▼▼▼
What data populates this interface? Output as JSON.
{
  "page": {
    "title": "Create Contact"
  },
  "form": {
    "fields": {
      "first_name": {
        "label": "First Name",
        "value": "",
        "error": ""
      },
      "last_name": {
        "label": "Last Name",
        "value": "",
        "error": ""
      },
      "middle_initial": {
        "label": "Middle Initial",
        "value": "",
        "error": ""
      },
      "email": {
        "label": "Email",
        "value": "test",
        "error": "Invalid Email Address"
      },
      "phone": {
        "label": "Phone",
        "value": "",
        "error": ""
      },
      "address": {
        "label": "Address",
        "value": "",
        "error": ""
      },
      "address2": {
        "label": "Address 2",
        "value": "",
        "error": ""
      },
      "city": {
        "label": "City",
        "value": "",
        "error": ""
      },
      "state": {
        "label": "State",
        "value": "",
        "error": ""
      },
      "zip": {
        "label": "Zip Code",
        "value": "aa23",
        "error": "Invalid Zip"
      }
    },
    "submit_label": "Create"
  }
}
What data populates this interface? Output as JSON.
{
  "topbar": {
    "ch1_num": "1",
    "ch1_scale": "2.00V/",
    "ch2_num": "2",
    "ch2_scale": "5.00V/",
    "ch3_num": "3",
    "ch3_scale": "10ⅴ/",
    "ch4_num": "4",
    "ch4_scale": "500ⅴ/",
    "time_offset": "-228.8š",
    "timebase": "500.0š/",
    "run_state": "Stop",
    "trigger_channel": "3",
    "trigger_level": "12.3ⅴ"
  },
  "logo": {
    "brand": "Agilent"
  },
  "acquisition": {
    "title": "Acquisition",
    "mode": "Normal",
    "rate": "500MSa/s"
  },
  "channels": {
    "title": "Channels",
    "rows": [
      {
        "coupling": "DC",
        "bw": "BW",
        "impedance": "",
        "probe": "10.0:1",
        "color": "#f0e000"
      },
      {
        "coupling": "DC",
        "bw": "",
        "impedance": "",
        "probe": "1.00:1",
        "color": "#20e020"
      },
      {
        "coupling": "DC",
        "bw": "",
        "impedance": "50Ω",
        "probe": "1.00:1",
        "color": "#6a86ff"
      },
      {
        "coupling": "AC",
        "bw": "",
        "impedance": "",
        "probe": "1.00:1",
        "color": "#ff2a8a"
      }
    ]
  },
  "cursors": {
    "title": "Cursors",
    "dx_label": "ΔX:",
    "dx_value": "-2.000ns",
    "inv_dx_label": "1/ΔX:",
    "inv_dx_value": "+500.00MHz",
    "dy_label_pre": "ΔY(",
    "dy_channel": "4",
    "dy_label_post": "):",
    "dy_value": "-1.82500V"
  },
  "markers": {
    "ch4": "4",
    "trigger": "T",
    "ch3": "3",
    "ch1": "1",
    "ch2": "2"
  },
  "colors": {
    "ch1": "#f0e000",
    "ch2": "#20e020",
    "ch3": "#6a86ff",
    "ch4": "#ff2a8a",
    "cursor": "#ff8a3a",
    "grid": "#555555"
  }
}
▲▲▲
# What you should do:
Repeat the records above exactly as they appear.

# Complete response:
What data populates this interface? Output as JSON.
{
  "page": {
    "title": "Create Contact"
  },
  "form": {
    "fields": {
      "first_name": {
        "label": "First Name",
        "value": "",
        "error": ""
      },
      "last_name": {
        "label": "Last Name",
        "value": "",
        "error": ""
      },
      "middle_initial": {
        "label": "Middle Initial",
        "value": "",
        "error": ""
      },
      "email": {
        "label": "Email",
        "value": "test",
        "error": "Invalid Email Address"
      },
      "phone": {
        "label": "Phone",
        "value": "",
        "error": ""
      },
      "address": {
        "label": "Address",
        "value": "",
        "error": ""
      },
      "address2": {
        "label": "Address 2",
        "value": "",
        "error": ""
      },
      "city": {
        "label": "City",
        "value": "",
        "error": ""
      },
      "state": {
        "label": "State",
        "value": "",
        "error": ""
      },
      "zip": {
        "label": "Zip Code",
        "value": "aa23",
        "error": "Invalid Zip"
      }
    },
    "submit_label": "Create"
  }
}
What data populates this interface? Output as JSON.
{
  "topbar": {
    "ch1_num": "1",
    "ch1_scale": "2.00V/",
    "ch2_num": "2",
    "ch2_scale": "5.00V/",
    "ch3_num": "3",
    "ch3_scale": "10ⅴ/",
    "ch4_num": "4",
    "ch4_scale": "500ⅴ/",
    "time_offset": "-228.8š",
    "timebase": "500.0š/",
    "run_state": "Stop",
    "trigger_channel": "3",
    "trigger_level": "12.3ⅴ"
  },
  "logo": {
    "brand": "Agilent"
  },
  "acquisition": {
    "title": "Acquisition",
    "mode": "Normal",
    "rate": "500MSa/s"
  },
  "channels": {
    "title": "Channels",
    "rows": [
      {
        "coupling": "DC",
        "bw": "BW",
        "impedance": "",
        "probe": "10.0:1",
        "color": "#f0e000"
      },
      {
        "coupling": "DC",
        "bw": "",
        "impedance": "",
        "probe": "1.00:1",
        "color": "#20e020"
      },
      {
        "coupling": "DC",
        "bw": "",
        "impedance": "50Ω",
        "probe": "1.00:1",
        "color": "#6a86ff"
      },
      {
        "coupling": "AC",
        "bw": "",
        "impedance": "",
        "probe": "1.00:1",
        "color": "#ff2a8a"
      }
    ]
  },
  "cursors": {
    "title": "Cursors",
    "dx_label": "ΔX:",
    "dx_value": "-2.000ns",
    "inv_dx_label": "1/ΔX:",
    "inv_dx_value": "+500.00MHz",
    "dy_label_pre": "ΔY(",
    "dy_channel": "4",
    "dy_label_post": "):",
    "dy_value": "-1.82500V"
  },
  "markers": {
    "ch4": "4",
    "trigger": "T",
    "ch3": "3",
    "ch1": "1",
    "ch2": "2"
  },
  "colors": {
    "ch1": "#f0e000",
    "ch2": "#20e020",
    "ch3": "#6a86ff",
    "ch4": "#ff2a8a",
    "cursor": "#ff8a3a",
    "grid": "#555555"
  }
}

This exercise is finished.